Every record should be written out exactly, please.

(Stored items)
·····

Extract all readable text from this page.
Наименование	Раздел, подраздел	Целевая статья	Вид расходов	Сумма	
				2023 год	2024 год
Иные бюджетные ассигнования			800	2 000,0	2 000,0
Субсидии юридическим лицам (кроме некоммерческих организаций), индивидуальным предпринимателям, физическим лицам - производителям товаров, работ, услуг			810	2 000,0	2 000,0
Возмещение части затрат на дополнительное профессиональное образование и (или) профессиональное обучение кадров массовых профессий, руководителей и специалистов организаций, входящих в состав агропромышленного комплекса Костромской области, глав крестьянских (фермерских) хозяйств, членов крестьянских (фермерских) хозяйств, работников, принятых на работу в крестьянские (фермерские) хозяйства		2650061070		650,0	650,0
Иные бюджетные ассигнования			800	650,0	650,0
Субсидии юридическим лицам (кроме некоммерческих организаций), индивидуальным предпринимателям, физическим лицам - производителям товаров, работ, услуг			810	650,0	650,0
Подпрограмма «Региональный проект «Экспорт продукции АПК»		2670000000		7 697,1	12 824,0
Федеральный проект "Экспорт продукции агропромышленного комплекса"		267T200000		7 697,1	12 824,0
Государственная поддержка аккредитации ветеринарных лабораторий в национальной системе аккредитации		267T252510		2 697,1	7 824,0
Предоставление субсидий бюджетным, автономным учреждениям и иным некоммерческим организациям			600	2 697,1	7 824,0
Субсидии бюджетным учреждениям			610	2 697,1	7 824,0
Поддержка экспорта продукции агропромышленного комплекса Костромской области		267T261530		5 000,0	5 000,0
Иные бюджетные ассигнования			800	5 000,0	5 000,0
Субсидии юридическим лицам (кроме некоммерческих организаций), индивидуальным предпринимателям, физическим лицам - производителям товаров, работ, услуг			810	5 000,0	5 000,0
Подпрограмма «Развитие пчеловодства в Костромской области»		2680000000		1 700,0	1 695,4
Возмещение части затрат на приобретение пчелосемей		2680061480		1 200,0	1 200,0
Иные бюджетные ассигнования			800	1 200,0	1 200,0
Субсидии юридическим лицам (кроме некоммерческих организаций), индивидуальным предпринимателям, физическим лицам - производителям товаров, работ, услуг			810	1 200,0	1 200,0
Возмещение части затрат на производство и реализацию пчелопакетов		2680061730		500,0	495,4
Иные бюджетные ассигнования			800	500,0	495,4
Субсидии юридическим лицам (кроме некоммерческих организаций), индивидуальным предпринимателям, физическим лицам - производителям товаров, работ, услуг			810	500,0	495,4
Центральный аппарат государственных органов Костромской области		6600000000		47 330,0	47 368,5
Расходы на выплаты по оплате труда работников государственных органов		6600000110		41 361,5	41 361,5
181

·····

_EXPECTED ANSWER:_
Extract all readable text from this page.
Наименование	Раздел, подраздел	Целевая статья	Вид расходов	Сумма	
				2023 год	2024 год
Иные бюджетные ассигнования			800	2 000,0	2 000,0
Субсидии юридическим лицам (кроме некоммерческих организаций), индивидуальным предпринимателям, физическим лицам - производителям товаров, работ, услуг			810	2 000,0	2 000,0
Возмещение части затрат на дополнительное профессиональное образование и (или) профессиональное обучение кадров массовых профессий, руководителей и специалистов организаций, входящих в состав агропромышленного комплекса Костромской области, глав крестьянских (фермерских) хозяйств, членов крестьянских (фермерских) хозяйств, работников, принятых на работу в крестьянские (фермерские) хозяйства		2650061070		650,0	650,0
Иные бюджетные ассигнования			800	650,0	650,0
Субсидии юридическим лицам (кроме некоммерческих организаций), индивидуальным предпринимателям, физическим лицам - производителям товаров, работ, услуг			810	650,0	650,0
Подпрограмма «Региональный проект «Экспорт продукции АПК»		2670000000		7 697,1	12 824,0
Федеральный проект "Экспорт продукции агропромышленного комплекса"		267T200000		7 697,1	12 824,0
Государственная поддержка аккредитации ветеринарных лабораторий в национальной системе аккредитации		267T252510		2 697,1	7 824,0
Предоставление субсидий бюджетным, автономным учреждениям и иным некоммерческим организациям			600	2 697,1	7 824,0
Субсидии бюджетным учреждениям			610	2 697,1	7 824,0
Поддержка экспорта продукции агропромышленного комплекса Костромской области		267T261530		5 000,0	5 000,0
Иные бюджетные ассигнования			800	5 000,0	5 000,0
Субсидии юридическим лицам (кроме некоммерческих организаций), индивидуальным предпринимателям, физическим лицам - производителям товаров, работ, услуг			810	5 000,0	5 000,0
Подпрограмма «Развитие пчеловодства в Костромской области»		2680000000		1 700,0	1 695,4
Возмещение части затрат на приобретение пчелосемей		2680061480		1 200,0	1 200,0
Иные бюджетные ассигнования			800	1 200,0	1 200,0
Субсидии юридическим лицам (кроме некоммерческих организаций), индивидуальным предпринимателям, физическим лицам - производителям товаров, работ, услуг			810	1 200,0	1 200,0
Возмещение части затрат на производство и реализацию пчелопакетов		2680061730		500,0	495,4
Иные бюджетные ассигнования			800	500,0	495,4
Субсидии юридическим лицам (кроме некоммерческих организаций), индивидуальным предпринимателям, физическим лицам - производителям товаров, работ, услуг			810	500,0	495,4
Центральный аппарат государственных органов Костромской области		6600000000		47 330,0	47 368,5
Расходы на выплаты по оплате труда работников государственных органов		6600000110		41 361,5	41 361,5
181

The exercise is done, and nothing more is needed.